*Stated goal*
Output exactly the lines from the line with "Enumerate this screenshot's" through the end of the records below. Include nothing else.

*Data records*
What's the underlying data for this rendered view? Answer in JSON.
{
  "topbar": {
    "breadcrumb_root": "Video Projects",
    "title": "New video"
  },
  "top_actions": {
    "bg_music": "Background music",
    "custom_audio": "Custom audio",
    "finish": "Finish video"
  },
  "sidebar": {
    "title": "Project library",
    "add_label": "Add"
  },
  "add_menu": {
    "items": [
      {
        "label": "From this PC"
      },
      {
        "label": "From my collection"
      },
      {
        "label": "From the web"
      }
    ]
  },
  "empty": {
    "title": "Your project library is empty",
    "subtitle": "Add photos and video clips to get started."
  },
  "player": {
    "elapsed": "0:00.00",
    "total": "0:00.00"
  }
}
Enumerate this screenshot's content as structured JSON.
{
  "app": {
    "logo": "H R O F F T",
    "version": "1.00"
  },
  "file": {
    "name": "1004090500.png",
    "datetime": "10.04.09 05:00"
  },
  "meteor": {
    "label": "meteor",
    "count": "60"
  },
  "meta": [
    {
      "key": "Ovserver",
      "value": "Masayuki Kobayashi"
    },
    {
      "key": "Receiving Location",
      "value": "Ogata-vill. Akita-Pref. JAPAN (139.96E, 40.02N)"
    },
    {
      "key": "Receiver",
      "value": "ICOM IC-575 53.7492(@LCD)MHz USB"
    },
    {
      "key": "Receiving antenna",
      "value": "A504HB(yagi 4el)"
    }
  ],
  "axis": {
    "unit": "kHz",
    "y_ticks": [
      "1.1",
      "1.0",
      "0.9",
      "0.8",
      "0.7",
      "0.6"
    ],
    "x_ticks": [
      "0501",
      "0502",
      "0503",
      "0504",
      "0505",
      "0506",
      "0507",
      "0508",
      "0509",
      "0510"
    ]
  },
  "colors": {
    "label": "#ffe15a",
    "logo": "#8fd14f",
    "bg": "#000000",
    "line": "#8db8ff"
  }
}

*Result*
Enumerate this screenshot's content as structured JSON.
{
  "app": {
    "logo": "H R O F F T",
    "version": "1.00"
  },
  "file": {
    "name": "1004090500.png",
    "datetime": "10.04.09 05:00"
  },
  "meteor": {
    "label": "meteor",
    "count": "60"
  },
  "meta": [
    {
      "key": "Ovserver",
      "value": "Masayuki Kobayashi"
    },
    {
      "key": "Receiving Location",
      "value": "Ogata-vill. Akita-Pref. JAPAN (139.96E, 40.02N)"
    },
    {
      "key": "Receiver",
      "value": "ICOM IC-575 53.7492(@LCD)MHz USB"
    },
    {
      "key": "Receiving antenna",
      "value": "A504HB(yagi 4el)"
    }
  ],
  "axis": {
    "unit": "kHz",
    "y_ticks": [
      "1.1",
      "1.0",
      "0.9",
      "0.8",
      "0.7",
      "0.6"
    ],
    "x_ticks": [
      "0501",
      "0502",
      "0503",
      "0504",
      "0505",
      "0506",
      "0507",
      "0508",
      "0509",
      "0510"
    ]
  },
  "colors": {
    "label": "#ffe15a",
    "logo": "#8fd14f",
    "bg": "#000000",
    "line": "#8db8ff"
  }
}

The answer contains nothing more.